[start Task inputs]
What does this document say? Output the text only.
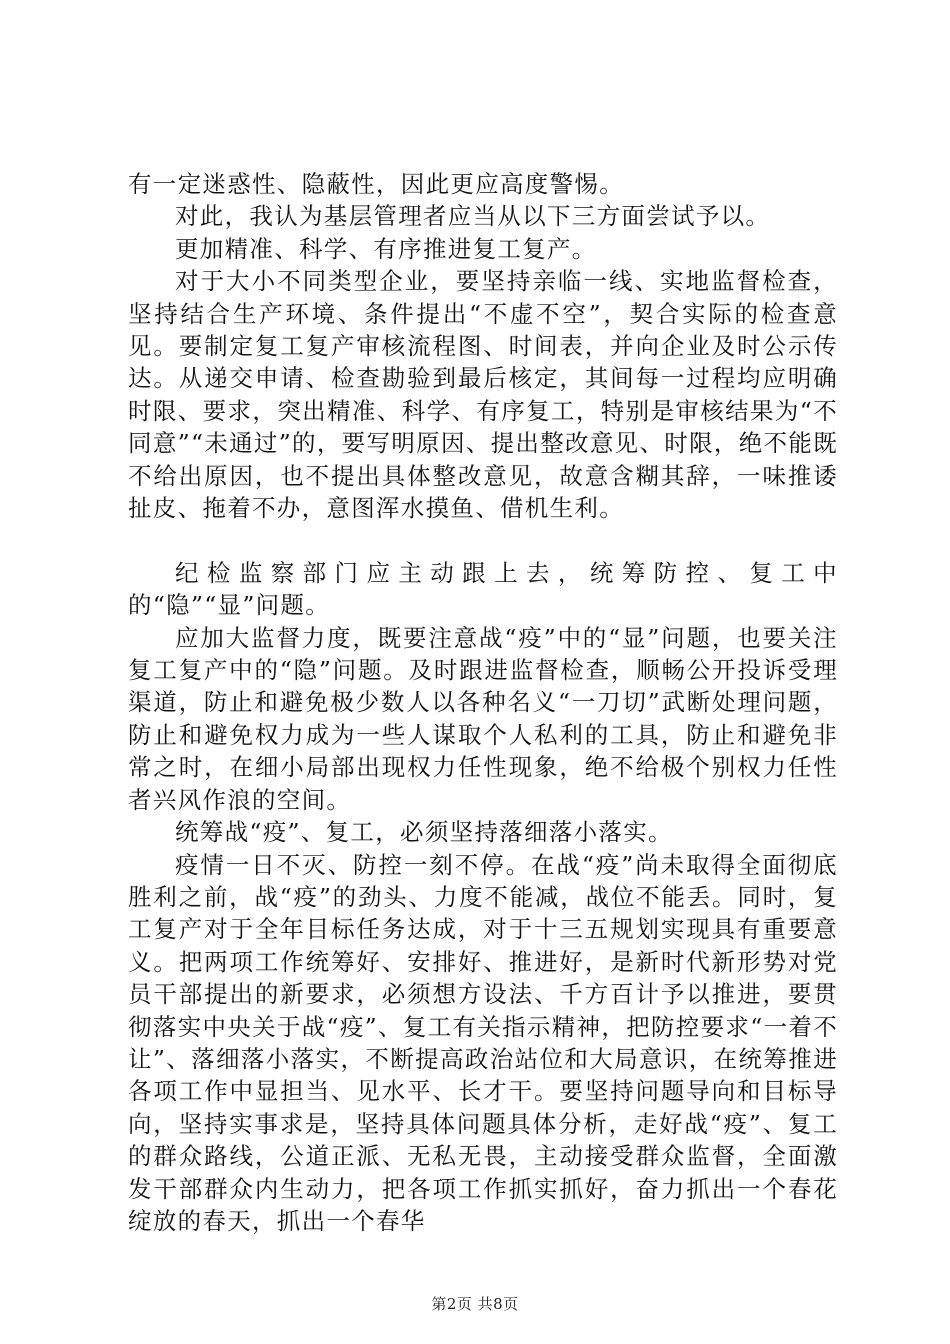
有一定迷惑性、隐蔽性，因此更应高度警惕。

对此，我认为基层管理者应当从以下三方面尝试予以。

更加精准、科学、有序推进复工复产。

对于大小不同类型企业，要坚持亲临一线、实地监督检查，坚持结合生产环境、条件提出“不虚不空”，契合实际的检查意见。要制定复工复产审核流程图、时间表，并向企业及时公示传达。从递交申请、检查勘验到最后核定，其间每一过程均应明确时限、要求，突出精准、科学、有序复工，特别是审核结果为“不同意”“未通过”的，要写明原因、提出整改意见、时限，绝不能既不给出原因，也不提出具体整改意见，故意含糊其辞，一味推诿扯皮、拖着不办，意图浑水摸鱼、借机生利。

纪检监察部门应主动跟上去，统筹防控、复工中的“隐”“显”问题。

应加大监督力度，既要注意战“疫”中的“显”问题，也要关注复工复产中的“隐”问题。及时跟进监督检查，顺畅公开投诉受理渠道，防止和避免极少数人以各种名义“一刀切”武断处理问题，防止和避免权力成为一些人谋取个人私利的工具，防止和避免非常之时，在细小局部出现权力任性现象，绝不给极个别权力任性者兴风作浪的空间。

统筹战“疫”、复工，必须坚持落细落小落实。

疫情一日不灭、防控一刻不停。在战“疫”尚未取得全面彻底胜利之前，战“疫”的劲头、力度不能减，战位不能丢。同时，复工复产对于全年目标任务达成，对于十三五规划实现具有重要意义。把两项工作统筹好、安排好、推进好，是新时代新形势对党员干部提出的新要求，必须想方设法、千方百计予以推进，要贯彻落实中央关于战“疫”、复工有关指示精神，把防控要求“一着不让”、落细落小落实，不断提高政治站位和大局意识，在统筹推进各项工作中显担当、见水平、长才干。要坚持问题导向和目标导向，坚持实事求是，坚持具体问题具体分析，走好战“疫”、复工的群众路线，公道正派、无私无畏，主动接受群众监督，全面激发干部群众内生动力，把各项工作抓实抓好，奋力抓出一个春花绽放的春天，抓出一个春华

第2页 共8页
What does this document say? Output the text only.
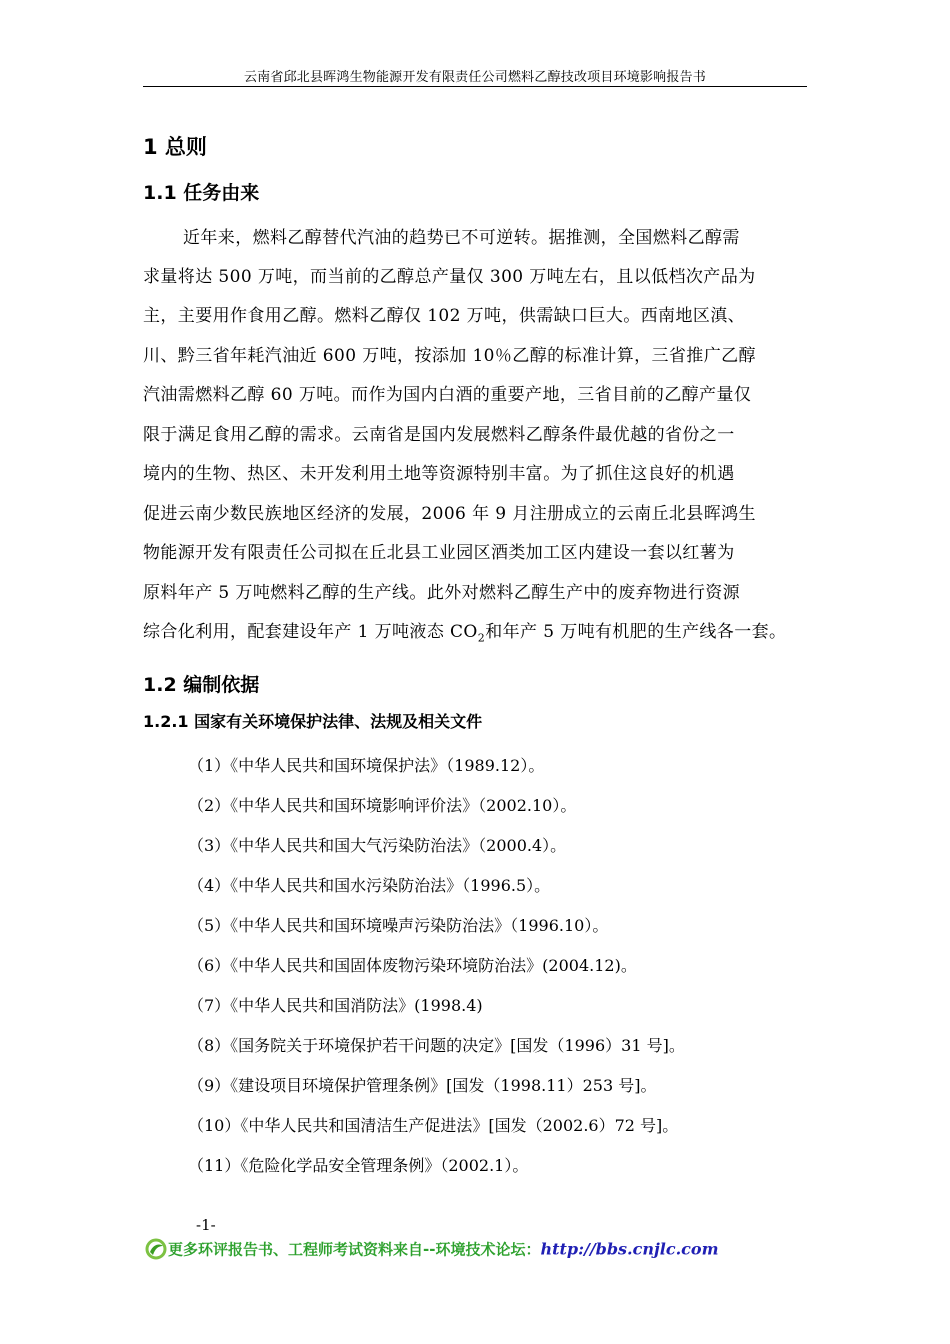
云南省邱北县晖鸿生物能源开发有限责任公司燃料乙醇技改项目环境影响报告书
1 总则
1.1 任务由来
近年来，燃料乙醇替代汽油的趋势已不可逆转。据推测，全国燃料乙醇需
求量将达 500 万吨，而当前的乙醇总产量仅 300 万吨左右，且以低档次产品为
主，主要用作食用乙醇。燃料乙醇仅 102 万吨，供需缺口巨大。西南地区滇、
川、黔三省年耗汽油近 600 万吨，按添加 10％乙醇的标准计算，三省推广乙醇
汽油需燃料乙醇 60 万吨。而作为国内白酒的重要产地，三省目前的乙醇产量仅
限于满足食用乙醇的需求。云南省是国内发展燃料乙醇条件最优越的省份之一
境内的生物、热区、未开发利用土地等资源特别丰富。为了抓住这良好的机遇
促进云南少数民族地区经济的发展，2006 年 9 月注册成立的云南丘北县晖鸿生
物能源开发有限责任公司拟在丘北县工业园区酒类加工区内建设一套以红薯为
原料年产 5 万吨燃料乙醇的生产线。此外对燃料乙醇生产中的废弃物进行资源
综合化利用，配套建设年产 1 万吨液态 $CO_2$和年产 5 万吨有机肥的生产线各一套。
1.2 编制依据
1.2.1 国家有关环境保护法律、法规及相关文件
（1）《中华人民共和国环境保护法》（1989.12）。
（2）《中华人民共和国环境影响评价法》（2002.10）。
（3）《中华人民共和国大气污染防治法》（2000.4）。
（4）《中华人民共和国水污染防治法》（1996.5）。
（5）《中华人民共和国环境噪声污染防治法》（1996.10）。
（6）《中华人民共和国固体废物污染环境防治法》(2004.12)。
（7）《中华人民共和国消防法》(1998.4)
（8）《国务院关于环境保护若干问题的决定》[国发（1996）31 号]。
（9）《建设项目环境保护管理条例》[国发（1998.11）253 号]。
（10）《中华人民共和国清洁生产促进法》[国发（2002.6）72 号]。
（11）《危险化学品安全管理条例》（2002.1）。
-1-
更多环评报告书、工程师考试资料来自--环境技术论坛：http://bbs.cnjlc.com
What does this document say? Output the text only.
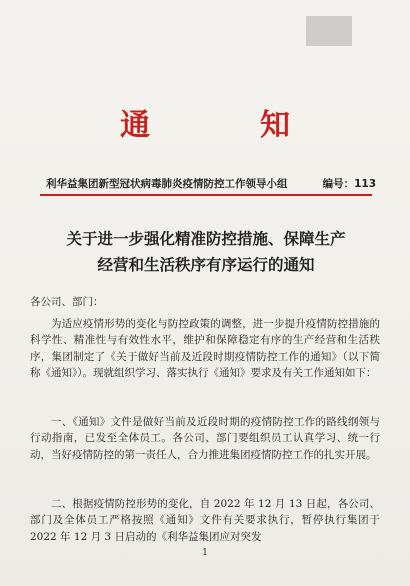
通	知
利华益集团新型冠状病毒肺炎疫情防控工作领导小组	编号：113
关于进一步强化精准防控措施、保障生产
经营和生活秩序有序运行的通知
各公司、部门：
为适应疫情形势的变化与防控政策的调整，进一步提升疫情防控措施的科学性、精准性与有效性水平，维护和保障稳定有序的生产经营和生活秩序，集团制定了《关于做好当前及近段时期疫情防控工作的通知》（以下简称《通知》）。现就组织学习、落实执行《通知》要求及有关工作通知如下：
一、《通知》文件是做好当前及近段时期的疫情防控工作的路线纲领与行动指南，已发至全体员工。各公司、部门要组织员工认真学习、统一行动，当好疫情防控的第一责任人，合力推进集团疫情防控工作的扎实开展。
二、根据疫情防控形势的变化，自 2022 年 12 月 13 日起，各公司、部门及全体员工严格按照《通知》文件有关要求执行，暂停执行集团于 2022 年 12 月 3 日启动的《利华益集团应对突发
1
[end Task inputs]
## Problem to work on:
Repeat all of the records verbatim, leaving out the pictures.

## Output of the exercise:
What does this document say? Output the text only.
有一定迷惑性、隐蔽性，因此更应高度警惕。

对此，我认为基层管理者应当从以下三方面尝试予以。

更加精准、科学、有序推进复工复产。

对于大小不同类型企业，要坚持亲临一线、实地监督检查，坚持结合生产环境、条件提出“不虚不空”，契合实际的检查意见。要制定复工复产审核流程图、时间表，并向企业及时公示传达。从递交申请、检查勘验到最后核定，其间每一过程均应明确时限、要求，突出精准、科学、有序复工，特别是审核结果为“不同意”“未通过”的，要写明原因、提出整改意见、时限，绝不能既不给出原因，也不提出具体整改意见，故意含糊其辞，一味推诿扯皮、拖着不办，意图浑水摸鱼、借机生利。

纪检监察部门应主动跟上去，统筹防控、复工中的“隐”“显”问题。

应加大监督力度，既要注意战“疫”中的“显”问题，也要关注复工复产中的“隐”问题。及时跟进监督检查，顺畅公开投诉受理渠道，防止和避免极少数人以各种名义“一刀切”武断处理问题，防止和避免权力成为一些人谋取个人私利的工具，防止和避免非常之时，在细小局部出现权力任性现象，绝不给极个别权力任性者兴风作浪的空间。

统筹战“疫”、复工，必须坚持落细落小落实。

疫情一日不灭、防控一刻不停。在战“疫”尚未取得全面彻底胜利之前，战“疫”的劲头、力度不能减，战位不能丢。同时，复工复产对于全年目标任务达成，对于十三五规划实现具有重要意义。把两项工作统筹好、安排好、推进好，是新时代新形势对党员干部提出的新要求，必须想方设法、千方百计予以推进，要贯彻落实中央关于战“疫”、复工有关指示精神，把防控要求“一着不让”、落细落小落实，不断提高政治站位和大局意识，在统筹推进各项工作中显担当、见水平、长才干。要坚持问题导向和目标导向，坚持实事求是，坚持具体问题具体分析，走好战“疫”、复工的群众路线，公道正派、无私无畏，主动接受群众监督，全面激发干部群众内生动力，把各项工作抓实抓好，奋力抓出一个春花绽放的春天，抓出一个春华

第2页 共8页
What does this document say? Output the text only.
云南省邱北县晖鸿生物能源开发有限责任公司燃料乙醇技改项目环境影响报告书
1 总则
1.1 任务由来
近年来，燃料乙醇替代汽油的趋势已不可逆转。据推测，全国燃料乙醇需
求量将达 500 万吨，而当前的乙醇总产量仅 300 万吨左右，且以低档次产品为
主，主要用作食用乙醇。燃料乙醇仅 102 万吨，供需缺口巨大。西南地区滇、
川、黔三省年耗汽油近 600 万吨，按添加 10％乙醇的标准计算，三省推广乙醇
汽油需燃料乙醇 60 万吨。而作为国内白酒的重要产地，三省目前的乙醇产量仅
限于满足食用乙醇的需求。云南省是国内发展燃料乙醇条件最优越的省份之一
境内的生物、热区、未开发利用土地等资源特别丰富。为了抓住这良好的机遇
促进云南少数民族地区经济的发展，2006 年 9 月注册成立的云南丘北县晖鸿生
物能源开发有限责任公司拟在丘北县工业园区酒类加工区内建设一套以红薯为
原料年产 5 万吨燃料乙醇的生产线。此外对燃料乙醇生产中的废弃物进行资源
综合化利用，配套建设年产 1 万吨液态 $CO_2$和年产 5 万吨有机肥的生产线各一套。
1.2 编制依据
1.2.1 国家有关环境保护法律、法规及相关文件
（1）《中华人民共和国环境保护法》（1989.12）。
（2）《中华人民共和国环境影响评价法》（2002.10）。
（3）《中华人民共和国大气污染防治法》（2000.4）。
（4）《中华人民共和国水污染防治法》（1996.5）。
（5）《中华人民共和国环境噪声污染防治法》（1996.10）。
（6）《中华人民共和国固体废物污染环境防治法》(2004.12)。
（7）《中华人民共和国消防法》(1998.4)
（8）《国务院关于环境保护若干问题的决定》[国发（1996）31 号]。
（9）《建设项目环境保护管理条例》[国发（1998.11）253 号]。
（10）《中华人民共和国清洁生产促进法》[国发（2002.6）72 号]。
（11）《危险化学品安全管理条例》（2002.1）。
-1-
更多环评报告书、工程师考试资料来自--环境技术论坛：http://bbs.cnjlc.com
What does this document say? Output the text only.
通	知
利华益集团新型冠状病毒肺炎疫情防控工作领导小组	编号：113
关于进一步强化精准防控措施、保障生产
经营和生活秩序有序运行的通知
各公司、部门：
为适应疫情形势的变化与防控政策的调整，进一步提升疫情防控措施的科学性、精准性与有效性水平，维护和保障稳定有序的生产经营和生活秩序，集团制定了《关于做好当前及近段时期疫情防控工作的通知》（以下简称《通知》）。现就组织学习、落实执行《通知》要求及有关工作通知如下：
一、《通知》文件是做好当前及近段时期的疫情防控工作的路线纲领与行动指南，已发至全体员工。各公司、部门要组织员工认真学习、统一行动，当好疫情防控的第一责任人，合力推进集团疫情防控工作的扎实开展。
二、根据疫情防控形势的变化，自 2022 年 12 月 13 日起，各公司、部门及全体员工严格按照《通知》文件有关要求执行，暂停执行集团于 2022 年 12 月 3 日启动的《利华益集团应对突发
1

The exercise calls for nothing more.